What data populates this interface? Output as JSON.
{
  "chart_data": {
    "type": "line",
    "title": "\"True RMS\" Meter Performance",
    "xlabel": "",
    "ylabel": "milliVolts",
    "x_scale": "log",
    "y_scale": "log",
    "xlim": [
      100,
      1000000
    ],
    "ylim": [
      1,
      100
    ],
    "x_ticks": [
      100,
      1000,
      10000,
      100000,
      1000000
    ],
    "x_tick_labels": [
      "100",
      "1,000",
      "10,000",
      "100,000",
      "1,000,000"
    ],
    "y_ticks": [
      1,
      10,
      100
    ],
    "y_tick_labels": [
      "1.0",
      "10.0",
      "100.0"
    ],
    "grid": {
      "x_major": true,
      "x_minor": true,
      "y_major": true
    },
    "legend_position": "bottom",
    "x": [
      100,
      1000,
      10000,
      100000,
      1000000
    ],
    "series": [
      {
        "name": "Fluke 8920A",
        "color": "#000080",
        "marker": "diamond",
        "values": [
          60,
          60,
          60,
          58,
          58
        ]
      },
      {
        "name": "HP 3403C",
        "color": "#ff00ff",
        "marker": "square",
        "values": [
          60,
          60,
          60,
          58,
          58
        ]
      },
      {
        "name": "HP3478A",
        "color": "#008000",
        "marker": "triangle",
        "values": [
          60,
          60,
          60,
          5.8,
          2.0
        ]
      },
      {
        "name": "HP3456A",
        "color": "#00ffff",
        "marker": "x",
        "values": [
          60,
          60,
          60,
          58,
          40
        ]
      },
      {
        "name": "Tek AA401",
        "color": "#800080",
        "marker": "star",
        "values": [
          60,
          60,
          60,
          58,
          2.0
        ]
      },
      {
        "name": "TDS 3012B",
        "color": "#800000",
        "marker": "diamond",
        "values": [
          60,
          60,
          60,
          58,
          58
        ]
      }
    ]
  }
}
========
▶ STATED EXERCISE
Write out the whole listing again, exactly as it stands.

▶ RESULT
What data populates this interface? Output as JSON.
{
  "chart_data": {
    "type": "line",
    "title": "\"True RMS\" Meter Performance",
    "xlabel": "",
    "ylabel": "milliVolts",
    "x_scale": "log",
    "y_scale": "log",
    "xlim": [
      100,
      1000000
    ],
    "ylim": [
      1,
      100
    ],
    "x_ticks": [
      100,
      1000,
      10000,
      100000,
      1000000
    ],
    "x_tick_labels": [
      "100",
      "1,000",
      "10,000",
      "100,000",
      "1,000,000"
    ],
    "y_ticks": [
      1,
      10,
      100
    ],
    "y_tick_labels": [
      "1.0",
      "10.0",
      "100.0"
    ],
    "grid": {
      "x_major": true,
      "x_minor": true,
      "y_major": true
    },
    "legend_position": "bottom",
    "x": [
      100,
      1000,
      10000,
      100000,
      1000000
    ],
    "series": [
      {
        "name": "Fluke 8920A",
        "color": "#000080",
        "marker": "diamond",
        "values": [
          60,
          60,
          60,
          58,
          58
        ]
      },
      {
        "name": "HP 3403C",
        "color": "#ff00ff",
        "marker": "square",
        "values": [
          60,
          60,
          60,
          58,
          58
        ]
      },
      {
        "name": "HP3478A",
        "color": "#008000",
        "marker": "triangle",
        "values": [
          60,
          60,
          60,
          5.8,
          2.0
        ]
      },
      {
        "name": "HP3456A",
        "color": "#00ffff",
        "marker": "x",
        "values": [
          60,
          60,
          60,
          58,
          40
        ]
      },
      {
        "name": "Tek AA401",
        "color": "#800080",
        "marker": "star",
        "values": [
          60,
          60,
          60,
          58,
          2.0
        ]
      },
      {
        "name": "TDS 3012B",
        "color": "#800000",
        "marker": "diamond",
        "values": [
          60,
          60,
          60,
          58,
          58
        ]
      }
    ]
  }
}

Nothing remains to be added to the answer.